STATED PROBLEM =
Look over the lines below. Report each one that includes the string "this".

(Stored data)
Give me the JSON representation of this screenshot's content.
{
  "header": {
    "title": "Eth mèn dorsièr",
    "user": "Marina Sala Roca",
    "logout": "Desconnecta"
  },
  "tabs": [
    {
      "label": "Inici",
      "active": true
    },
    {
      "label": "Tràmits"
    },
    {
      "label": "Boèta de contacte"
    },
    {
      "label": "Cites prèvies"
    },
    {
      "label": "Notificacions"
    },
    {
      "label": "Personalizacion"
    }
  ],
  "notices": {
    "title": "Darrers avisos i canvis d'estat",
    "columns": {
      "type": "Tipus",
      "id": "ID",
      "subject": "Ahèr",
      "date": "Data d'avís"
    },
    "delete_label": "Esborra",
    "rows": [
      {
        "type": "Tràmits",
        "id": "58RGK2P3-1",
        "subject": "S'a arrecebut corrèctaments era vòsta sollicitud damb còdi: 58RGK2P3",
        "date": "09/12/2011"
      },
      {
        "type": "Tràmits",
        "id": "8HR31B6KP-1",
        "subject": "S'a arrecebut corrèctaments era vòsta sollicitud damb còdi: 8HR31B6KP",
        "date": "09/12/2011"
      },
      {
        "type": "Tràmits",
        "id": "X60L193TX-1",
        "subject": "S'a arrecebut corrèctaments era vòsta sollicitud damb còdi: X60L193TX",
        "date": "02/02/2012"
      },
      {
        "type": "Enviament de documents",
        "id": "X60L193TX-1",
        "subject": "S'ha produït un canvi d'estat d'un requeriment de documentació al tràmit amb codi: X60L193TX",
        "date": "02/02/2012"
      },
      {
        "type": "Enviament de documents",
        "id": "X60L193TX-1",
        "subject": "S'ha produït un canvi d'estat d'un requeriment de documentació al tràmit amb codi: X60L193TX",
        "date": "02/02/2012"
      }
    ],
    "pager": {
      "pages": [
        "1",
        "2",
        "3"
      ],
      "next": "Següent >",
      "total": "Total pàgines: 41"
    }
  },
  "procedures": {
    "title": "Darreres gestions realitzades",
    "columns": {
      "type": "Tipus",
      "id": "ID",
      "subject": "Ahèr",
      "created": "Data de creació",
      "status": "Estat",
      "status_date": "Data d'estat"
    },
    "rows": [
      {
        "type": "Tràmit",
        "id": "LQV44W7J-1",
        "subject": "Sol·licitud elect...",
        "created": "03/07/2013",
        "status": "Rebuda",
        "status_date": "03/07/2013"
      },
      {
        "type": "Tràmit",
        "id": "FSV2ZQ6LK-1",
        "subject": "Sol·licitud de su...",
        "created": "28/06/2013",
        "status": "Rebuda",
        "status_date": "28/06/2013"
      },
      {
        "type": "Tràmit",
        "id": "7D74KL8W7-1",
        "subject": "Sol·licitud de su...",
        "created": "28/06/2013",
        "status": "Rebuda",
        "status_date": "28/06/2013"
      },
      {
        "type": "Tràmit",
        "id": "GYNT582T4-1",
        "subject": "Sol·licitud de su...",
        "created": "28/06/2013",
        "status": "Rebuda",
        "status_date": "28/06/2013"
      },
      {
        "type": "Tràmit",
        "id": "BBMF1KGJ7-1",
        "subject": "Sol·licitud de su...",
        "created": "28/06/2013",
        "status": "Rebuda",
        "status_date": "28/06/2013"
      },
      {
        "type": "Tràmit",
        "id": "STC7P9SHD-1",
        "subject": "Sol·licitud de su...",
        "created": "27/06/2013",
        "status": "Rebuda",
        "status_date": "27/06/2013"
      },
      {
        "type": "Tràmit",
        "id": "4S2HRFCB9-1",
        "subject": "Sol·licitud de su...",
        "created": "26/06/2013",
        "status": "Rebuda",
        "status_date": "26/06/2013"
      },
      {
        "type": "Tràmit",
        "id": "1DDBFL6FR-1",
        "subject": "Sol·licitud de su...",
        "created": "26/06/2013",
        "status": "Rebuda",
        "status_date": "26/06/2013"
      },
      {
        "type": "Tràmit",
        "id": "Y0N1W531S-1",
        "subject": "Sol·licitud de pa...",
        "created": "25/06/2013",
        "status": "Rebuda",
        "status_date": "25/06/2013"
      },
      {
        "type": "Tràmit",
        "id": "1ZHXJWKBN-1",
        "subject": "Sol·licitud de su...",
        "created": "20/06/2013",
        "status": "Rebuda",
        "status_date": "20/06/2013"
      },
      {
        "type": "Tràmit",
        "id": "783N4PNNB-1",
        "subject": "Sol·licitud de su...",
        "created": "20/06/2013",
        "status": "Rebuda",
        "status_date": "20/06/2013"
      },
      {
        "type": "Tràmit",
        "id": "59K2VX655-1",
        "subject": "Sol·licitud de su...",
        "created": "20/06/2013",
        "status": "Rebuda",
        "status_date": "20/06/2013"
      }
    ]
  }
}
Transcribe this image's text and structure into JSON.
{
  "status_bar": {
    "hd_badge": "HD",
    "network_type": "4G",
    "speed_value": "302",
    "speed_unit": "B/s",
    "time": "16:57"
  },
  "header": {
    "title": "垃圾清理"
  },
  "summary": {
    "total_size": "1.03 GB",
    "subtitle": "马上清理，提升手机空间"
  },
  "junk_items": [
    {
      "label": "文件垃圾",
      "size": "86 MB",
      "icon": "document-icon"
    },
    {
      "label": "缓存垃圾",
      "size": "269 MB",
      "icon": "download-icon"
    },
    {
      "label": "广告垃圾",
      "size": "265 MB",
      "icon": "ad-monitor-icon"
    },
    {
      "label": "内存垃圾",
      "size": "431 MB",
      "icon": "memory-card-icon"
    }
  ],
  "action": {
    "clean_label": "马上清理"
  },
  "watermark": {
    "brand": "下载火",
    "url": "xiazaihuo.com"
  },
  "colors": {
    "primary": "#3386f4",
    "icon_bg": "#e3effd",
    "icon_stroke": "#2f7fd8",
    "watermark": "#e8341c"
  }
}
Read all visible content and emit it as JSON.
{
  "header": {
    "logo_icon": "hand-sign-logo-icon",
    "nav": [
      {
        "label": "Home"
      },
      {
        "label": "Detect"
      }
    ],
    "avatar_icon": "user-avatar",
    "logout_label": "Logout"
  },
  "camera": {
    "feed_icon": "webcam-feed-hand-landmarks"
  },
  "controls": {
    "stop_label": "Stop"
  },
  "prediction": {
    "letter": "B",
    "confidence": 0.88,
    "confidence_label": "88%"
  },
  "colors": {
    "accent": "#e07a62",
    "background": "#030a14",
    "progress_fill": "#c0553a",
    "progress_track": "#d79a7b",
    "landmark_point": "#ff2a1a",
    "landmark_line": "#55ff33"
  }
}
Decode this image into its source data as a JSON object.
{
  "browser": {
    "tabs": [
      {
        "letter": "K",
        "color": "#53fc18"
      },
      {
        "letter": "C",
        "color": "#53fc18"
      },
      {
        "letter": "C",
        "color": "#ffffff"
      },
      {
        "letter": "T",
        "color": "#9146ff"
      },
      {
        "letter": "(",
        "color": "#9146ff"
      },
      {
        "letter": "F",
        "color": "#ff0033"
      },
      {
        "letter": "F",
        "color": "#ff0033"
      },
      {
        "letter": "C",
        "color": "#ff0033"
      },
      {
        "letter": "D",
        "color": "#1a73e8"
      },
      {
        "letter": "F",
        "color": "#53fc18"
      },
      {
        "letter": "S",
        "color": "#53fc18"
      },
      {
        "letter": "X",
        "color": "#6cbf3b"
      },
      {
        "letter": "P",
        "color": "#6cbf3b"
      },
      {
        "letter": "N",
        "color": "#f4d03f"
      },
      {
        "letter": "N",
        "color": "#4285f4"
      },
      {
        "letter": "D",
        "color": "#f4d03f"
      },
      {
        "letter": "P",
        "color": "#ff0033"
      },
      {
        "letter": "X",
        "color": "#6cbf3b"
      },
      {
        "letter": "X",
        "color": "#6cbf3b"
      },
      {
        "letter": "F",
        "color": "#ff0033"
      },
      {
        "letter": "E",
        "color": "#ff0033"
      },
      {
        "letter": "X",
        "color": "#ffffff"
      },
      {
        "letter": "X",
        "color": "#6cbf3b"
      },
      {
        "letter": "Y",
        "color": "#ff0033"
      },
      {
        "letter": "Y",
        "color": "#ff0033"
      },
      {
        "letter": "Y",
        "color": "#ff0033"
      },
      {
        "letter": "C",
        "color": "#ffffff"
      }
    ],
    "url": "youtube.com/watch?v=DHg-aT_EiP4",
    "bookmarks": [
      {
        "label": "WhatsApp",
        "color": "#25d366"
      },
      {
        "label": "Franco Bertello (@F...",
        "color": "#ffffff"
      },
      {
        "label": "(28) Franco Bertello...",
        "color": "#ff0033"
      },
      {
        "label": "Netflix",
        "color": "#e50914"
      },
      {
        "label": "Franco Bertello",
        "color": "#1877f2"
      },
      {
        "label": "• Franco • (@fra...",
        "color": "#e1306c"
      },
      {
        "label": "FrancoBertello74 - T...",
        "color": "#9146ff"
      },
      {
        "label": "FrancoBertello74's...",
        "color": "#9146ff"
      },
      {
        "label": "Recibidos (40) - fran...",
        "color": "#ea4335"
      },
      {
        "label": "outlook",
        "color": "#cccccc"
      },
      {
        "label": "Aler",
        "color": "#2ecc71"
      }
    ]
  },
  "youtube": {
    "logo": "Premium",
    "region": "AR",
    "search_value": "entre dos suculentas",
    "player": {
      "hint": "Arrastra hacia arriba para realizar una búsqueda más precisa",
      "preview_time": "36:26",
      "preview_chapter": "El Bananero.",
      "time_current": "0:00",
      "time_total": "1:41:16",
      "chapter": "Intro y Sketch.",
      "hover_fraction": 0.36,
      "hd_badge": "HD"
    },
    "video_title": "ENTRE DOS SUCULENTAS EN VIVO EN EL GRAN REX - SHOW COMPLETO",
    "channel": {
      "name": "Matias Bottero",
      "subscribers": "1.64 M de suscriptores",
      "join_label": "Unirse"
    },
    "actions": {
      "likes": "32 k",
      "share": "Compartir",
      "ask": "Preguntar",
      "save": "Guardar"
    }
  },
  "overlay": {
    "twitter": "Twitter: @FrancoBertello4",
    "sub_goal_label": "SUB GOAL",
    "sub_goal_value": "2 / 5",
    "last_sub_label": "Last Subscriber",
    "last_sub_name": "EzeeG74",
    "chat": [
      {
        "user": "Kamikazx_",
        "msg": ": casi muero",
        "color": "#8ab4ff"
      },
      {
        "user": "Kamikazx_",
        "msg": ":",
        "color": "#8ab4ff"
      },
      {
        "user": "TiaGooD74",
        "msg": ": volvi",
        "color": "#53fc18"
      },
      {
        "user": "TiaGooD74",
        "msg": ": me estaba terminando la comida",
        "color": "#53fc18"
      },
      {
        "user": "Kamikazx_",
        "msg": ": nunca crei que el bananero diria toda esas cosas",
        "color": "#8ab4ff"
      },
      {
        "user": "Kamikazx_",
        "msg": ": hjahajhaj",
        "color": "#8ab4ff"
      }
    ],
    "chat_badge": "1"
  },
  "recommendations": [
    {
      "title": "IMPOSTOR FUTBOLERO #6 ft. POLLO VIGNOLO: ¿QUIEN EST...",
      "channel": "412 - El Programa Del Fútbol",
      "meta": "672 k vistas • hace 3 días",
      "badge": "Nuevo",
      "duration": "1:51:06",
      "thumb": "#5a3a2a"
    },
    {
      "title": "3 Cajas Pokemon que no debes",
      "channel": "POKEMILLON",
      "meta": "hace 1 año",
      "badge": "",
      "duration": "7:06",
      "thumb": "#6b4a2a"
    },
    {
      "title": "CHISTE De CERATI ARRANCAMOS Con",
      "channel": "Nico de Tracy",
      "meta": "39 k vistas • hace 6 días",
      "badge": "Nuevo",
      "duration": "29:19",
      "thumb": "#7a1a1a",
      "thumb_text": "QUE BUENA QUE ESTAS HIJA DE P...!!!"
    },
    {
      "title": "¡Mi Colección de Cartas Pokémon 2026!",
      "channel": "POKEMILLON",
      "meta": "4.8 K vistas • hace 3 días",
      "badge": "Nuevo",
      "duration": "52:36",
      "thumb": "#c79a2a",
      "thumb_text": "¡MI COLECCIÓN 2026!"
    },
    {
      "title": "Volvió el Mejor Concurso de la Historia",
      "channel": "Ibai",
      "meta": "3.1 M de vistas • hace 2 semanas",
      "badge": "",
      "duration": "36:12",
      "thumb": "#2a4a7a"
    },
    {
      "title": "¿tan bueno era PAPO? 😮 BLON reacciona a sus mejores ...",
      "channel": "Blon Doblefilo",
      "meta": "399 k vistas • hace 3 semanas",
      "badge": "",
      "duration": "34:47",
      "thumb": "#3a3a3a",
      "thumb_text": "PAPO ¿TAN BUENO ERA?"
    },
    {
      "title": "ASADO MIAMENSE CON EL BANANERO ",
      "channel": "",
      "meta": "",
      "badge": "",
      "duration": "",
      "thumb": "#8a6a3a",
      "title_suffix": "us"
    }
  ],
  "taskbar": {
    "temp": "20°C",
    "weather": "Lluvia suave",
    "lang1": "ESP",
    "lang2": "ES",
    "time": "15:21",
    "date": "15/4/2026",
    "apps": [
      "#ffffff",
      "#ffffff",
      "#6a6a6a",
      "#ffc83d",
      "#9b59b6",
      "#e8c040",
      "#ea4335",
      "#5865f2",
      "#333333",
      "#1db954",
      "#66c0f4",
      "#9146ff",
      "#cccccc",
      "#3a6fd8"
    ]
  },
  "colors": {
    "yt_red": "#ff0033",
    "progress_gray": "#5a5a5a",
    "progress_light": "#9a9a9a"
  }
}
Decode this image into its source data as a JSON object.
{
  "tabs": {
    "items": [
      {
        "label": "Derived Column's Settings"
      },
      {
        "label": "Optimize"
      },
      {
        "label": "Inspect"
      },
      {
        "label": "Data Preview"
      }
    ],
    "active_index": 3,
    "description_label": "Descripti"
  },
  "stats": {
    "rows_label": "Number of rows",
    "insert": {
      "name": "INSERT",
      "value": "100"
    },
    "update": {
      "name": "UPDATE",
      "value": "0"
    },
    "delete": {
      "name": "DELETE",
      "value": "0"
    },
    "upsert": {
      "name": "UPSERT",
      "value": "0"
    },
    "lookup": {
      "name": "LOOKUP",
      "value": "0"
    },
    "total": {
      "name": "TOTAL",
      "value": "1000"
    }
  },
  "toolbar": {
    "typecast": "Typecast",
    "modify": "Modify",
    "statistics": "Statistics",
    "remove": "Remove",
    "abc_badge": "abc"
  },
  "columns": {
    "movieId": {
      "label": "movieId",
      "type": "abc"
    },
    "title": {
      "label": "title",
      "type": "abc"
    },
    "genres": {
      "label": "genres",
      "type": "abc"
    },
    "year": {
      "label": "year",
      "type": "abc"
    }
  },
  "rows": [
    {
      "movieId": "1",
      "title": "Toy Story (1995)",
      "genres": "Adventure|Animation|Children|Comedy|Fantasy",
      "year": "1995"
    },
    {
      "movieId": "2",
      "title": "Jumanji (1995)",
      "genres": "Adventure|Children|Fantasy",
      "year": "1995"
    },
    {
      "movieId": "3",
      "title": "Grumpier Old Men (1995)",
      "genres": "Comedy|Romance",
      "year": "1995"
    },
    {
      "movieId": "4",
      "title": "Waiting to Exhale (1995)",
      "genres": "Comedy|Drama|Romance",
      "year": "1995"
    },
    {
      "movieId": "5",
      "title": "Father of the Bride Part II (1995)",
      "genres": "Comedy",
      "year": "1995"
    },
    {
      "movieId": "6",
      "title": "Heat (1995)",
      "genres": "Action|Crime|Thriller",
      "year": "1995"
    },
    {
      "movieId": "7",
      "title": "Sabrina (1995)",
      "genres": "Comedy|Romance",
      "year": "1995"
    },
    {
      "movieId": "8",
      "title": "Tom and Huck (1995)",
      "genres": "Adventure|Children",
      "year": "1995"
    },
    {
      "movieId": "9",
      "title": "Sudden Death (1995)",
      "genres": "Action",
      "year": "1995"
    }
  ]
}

TASK OUTPUT =
Give me the JSON representation of this screenshot's content.
Transcribe this image's text and structure into JSON.
Decode this image into its source data as a JSON object.
Decode this image into its source data as a JSON object.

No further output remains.